(Some records)

[START]

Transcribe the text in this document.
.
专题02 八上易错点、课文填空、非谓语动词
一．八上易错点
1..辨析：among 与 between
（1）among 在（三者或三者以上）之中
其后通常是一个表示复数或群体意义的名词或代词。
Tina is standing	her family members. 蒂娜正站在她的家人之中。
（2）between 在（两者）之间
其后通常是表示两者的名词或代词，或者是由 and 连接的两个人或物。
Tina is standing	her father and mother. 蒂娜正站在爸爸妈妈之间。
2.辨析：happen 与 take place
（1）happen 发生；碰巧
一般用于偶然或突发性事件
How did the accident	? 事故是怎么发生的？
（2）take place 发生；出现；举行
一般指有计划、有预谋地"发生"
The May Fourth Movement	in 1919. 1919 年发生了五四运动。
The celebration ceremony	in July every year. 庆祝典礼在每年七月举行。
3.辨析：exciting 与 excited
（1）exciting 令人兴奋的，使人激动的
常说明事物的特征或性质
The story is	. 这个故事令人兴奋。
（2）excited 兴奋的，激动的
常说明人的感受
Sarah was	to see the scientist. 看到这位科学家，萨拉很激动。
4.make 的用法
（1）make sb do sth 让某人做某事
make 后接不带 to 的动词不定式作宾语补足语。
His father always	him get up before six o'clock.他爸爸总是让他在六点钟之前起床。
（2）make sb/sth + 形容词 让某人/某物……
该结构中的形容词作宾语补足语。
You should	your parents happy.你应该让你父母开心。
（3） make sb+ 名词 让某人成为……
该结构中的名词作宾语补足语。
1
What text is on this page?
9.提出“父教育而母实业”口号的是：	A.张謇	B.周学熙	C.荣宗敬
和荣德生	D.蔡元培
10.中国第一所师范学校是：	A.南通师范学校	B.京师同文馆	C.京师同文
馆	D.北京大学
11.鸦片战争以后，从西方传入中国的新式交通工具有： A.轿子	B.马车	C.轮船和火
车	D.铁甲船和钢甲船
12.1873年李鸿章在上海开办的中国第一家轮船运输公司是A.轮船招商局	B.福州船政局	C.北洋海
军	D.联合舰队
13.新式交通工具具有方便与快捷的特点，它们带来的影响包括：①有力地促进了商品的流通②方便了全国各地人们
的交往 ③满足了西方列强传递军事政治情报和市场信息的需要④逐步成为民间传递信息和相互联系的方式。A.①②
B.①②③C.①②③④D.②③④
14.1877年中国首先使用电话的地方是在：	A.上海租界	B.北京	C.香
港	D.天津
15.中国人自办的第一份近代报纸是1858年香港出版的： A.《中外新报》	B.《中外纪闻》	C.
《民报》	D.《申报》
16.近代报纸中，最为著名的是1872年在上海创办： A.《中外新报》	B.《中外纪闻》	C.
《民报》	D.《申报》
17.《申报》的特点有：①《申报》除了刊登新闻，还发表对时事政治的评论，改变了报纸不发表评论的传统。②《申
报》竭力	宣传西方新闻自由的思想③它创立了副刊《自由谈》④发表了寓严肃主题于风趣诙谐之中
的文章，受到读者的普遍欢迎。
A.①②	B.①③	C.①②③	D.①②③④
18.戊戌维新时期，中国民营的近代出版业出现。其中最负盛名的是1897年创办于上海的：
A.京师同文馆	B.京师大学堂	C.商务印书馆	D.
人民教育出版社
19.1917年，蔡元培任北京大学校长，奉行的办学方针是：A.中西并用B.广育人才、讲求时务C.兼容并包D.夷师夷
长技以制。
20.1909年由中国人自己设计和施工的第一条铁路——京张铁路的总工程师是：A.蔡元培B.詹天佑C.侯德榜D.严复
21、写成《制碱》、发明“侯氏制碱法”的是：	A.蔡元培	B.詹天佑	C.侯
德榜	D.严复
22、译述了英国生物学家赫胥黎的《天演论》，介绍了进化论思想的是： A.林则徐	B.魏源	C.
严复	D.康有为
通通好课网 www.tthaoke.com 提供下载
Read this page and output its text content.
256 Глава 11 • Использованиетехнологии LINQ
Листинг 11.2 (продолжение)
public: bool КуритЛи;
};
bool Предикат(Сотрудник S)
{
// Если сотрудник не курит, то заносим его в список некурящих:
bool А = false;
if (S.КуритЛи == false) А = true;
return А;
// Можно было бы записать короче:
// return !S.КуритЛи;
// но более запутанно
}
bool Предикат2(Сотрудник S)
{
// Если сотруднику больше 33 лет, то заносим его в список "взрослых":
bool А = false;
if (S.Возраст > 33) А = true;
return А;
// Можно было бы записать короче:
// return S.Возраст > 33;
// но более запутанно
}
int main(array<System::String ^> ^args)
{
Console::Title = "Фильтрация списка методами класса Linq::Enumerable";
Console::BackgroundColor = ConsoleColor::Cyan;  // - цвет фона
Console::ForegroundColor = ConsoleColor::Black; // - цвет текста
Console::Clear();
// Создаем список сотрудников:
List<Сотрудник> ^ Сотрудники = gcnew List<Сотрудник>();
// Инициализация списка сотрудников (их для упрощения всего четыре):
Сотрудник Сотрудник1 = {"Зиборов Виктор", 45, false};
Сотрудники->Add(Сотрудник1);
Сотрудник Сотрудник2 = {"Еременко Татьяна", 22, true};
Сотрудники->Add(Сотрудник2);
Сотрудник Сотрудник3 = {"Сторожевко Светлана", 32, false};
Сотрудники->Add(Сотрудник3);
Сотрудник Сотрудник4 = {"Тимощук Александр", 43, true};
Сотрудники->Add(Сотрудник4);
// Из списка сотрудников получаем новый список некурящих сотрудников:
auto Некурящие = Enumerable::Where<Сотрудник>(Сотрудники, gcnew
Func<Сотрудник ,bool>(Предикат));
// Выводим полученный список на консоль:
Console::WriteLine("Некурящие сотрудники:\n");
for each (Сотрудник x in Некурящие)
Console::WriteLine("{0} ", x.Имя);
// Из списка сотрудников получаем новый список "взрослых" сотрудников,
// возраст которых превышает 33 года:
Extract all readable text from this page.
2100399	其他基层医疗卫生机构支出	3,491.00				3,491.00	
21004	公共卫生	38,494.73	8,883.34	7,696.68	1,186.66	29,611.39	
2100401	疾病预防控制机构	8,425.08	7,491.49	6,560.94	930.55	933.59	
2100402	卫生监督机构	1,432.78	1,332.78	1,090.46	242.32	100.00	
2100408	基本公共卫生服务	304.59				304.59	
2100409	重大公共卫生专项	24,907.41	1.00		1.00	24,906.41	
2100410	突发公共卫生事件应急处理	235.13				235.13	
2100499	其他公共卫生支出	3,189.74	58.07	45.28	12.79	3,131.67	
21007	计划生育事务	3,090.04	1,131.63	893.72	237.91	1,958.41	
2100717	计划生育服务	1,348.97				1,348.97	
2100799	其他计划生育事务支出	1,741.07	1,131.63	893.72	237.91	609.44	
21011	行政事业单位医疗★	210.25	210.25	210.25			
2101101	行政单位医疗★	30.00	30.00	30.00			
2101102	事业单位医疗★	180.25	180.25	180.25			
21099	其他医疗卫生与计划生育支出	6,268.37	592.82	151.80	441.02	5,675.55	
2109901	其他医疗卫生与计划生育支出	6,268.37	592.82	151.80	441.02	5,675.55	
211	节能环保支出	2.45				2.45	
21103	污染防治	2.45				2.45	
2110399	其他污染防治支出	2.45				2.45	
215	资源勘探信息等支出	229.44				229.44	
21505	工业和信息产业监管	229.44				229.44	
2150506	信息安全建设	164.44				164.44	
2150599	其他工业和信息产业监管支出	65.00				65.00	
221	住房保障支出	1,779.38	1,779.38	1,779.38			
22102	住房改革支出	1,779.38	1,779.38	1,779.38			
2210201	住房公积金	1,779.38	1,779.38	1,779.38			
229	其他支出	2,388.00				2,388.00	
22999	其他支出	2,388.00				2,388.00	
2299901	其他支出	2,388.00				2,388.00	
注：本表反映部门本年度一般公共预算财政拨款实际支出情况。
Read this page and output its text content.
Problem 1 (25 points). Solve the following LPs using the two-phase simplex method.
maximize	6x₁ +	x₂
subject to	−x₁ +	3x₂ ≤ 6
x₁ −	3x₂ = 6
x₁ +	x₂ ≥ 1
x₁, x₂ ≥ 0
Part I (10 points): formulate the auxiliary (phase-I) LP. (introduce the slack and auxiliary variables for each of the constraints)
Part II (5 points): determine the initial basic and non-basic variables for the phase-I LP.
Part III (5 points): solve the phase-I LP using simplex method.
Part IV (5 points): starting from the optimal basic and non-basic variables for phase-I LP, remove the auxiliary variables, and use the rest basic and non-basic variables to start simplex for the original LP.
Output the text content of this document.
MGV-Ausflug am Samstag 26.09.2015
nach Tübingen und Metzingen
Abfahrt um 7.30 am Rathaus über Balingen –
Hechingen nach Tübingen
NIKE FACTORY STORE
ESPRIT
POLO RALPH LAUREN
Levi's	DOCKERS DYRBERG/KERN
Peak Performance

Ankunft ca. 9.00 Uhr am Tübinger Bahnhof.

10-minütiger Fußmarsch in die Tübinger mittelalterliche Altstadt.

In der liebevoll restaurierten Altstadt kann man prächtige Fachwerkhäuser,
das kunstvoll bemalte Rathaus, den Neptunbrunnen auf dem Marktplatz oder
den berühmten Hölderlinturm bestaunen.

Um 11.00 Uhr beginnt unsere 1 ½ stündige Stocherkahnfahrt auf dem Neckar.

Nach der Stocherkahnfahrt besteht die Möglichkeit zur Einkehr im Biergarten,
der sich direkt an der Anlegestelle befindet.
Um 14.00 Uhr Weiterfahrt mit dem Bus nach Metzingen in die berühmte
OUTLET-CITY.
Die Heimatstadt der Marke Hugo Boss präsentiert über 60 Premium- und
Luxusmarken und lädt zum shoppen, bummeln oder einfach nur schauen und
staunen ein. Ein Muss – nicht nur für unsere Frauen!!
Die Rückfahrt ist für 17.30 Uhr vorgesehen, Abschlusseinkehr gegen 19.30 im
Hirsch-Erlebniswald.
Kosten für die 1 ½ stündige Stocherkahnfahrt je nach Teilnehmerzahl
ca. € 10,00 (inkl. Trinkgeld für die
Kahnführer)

[END]

Pull out each line holding the string "中外纪闻".

15.中国人自办的第一份近代报纸是1858年香港出版的： A.《中外新报》	B.《中外纪闻》	C.
16.近代报纸中，最为著名的是1872年在上海创办： A.《中外新报》	B.《中外纪闻》	C.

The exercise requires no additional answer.